● **TASK**:
Check every line below for the word "color" and show those that hold it.
--- start ---
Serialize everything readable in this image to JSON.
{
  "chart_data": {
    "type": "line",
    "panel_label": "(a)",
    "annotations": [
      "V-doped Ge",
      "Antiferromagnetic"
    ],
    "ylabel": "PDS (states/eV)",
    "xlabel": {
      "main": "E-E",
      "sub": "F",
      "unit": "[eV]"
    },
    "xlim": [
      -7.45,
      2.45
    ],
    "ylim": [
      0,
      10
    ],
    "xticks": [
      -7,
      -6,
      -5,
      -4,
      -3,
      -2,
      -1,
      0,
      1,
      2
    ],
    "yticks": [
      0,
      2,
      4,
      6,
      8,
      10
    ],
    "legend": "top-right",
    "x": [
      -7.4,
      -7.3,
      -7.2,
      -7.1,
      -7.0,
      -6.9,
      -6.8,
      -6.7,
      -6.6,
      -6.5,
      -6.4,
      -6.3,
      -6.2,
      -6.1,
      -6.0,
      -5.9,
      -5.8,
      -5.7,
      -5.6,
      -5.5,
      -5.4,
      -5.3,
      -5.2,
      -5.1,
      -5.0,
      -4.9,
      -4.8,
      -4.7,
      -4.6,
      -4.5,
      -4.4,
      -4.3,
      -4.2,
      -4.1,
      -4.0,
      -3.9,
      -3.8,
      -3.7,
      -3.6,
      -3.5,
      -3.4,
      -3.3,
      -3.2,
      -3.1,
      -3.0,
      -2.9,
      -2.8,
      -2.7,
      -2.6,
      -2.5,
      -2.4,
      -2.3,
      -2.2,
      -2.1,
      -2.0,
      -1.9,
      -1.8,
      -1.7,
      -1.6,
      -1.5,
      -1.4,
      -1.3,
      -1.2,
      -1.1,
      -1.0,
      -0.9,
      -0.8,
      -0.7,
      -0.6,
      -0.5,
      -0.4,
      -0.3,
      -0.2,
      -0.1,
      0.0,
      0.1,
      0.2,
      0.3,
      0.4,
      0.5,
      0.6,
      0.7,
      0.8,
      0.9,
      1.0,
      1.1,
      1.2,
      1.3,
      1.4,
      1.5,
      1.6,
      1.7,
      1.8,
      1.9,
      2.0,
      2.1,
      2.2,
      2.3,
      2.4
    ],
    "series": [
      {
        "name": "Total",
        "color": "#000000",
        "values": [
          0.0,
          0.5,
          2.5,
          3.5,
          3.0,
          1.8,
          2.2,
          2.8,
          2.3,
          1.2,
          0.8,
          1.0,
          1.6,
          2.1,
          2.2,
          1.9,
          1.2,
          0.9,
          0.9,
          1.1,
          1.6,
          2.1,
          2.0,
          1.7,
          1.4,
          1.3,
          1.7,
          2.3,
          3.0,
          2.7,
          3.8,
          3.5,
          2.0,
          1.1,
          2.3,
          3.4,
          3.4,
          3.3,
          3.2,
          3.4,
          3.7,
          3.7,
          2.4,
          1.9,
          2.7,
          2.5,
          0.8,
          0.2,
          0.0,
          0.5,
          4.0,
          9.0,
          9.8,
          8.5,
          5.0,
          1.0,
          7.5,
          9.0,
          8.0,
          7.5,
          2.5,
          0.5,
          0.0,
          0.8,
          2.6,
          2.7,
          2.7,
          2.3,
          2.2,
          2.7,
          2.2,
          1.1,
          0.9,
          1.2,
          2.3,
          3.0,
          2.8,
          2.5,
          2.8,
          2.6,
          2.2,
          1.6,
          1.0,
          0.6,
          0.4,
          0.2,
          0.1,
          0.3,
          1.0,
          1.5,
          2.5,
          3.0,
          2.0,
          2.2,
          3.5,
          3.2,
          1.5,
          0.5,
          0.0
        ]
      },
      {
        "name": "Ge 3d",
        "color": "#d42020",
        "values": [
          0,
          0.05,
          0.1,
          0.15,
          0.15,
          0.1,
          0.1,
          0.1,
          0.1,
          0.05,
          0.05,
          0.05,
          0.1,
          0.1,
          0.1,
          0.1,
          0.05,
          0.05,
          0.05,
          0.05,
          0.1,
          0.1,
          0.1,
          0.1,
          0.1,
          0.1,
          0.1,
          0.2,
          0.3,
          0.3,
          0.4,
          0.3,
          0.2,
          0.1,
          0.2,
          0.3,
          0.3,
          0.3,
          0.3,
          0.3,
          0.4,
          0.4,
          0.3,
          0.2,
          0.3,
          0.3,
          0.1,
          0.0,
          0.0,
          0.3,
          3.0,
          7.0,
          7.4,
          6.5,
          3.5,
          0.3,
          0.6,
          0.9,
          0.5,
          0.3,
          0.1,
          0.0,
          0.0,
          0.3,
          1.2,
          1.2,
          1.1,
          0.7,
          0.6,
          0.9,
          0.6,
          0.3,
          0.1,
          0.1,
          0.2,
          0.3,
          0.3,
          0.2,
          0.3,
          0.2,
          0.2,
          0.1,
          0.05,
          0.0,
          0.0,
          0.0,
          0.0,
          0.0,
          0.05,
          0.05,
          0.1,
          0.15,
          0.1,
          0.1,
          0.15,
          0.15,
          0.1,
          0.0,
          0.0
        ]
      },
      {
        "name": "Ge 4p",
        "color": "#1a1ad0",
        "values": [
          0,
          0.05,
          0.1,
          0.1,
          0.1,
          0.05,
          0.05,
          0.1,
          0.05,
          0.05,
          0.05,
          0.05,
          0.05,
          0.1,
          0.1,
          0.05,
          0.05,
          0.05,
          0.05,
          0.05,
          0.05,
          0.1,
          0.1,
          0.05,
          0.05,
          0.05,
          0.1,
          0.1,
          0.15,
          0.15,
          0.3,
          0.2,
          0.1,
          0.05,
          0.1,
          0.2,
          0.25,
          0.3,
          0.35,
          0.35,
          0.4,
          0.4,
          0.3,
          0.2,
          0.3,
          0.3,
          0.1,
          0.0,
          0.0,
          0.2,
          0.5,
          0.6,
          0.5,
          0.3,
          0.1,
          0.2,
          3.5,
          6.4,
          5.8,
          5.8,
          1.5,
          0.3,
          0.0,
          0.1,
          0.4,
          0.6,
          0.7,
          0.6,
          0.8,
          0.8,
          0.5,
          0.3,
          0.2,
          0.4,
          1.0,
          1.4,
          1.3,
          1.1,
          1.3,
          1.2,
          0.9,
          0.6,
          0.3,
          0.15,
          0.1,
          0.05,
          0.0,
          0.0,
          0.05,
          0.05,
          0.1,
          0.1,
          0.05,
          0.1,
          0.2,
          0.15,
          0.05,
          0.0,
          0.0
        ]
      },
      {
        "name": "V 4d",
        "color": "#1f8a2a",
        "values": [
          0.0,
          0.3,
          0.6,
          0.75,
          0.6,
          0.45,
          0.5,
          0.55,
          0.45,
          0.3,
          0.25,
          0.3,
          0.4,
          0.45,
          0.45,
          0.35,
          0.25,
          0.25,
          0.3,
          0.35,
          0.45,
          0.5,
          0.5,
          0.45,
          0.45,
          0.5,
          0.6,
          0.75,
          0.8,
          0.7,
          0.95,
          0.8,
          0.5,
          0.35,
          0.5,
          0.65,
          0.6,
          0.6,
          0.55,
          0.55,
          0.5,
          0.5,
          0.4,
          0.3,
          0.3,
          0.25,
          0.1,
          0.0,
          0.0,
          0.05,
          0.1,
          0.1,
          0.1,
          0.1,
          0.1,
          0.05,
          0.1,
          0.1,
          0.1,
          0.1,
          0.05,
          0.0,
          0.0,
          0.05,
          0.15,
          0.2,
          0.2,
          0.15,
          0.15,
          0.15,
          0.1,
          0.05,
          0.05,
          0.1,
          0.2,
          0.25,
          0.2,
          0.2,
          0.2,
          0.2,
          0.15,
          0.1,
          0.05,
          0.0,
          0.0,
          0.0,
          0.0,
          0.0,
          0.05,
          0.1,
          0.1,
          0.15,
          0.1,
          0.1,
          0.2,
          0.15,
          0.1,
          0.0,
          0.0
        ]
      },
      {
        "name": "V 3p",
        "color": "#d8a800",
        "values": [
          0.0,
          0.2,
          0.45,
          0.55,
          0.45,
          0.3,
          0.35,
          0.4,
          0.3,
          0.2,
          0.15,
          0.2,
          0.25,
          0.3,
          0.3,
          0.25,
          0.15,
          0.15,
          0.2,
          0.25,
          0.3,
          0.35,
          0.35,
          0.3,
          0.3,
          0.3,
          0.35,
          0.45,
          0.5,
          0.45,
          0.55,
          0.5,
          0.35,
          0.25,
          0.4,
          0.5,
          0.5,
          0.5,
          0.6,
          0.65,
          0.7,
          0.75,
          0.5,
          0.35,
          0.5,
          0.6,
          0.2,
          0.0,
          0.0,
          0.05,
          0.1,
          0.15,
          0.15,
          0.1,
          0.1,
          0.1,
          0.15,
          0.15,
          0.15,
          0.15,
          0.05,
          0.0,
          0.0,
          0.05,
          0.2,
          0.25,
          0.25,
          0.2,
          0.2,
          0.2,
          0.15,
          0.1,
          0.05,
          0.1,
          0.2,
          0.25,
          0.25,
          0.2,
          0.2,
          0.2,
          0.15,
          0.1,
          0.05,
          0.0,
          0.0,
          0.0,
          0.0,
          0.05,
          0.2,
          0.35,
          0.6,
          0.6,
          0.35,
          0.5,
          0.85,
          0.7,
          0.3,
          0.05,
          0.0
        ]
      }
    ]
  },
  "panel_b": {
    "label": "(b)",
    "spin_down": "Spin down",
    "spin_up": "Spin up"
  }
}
--- end ---
● **FULL OUTPUT**:
        "color": "#000000",
        "color": "#d42020",
        "color": "#1a1ad0",
        "color": "#1f8a2a",
        "color": "#d8a800",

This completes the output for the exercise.